TASK – Pick every line from the data that holds the word "Foot".
^^^^
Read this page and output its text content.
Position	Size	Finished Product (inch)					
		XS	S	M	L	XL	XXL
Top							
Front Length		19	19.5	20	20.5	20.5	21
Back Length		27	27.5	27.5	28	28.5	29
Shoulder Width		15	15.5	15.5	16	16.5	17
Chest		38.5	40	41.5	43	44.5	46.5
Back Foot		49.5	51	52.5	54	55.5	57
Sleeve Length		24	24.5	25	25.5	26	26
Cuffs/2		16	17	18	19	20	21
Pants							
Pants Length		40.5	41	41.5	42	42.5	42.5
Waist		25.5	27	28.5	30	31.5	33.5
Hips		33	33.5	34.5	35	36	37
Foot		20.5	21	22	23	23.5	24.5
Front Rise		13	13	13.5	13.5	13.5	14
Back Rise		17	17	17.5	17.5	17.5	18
^^^^
OUTPUT FOR THIS EXERCISE –
Back Foot		49.5	51	52.5	54	55.5	57
Foot		20.5	21	22	23	23.5	24.5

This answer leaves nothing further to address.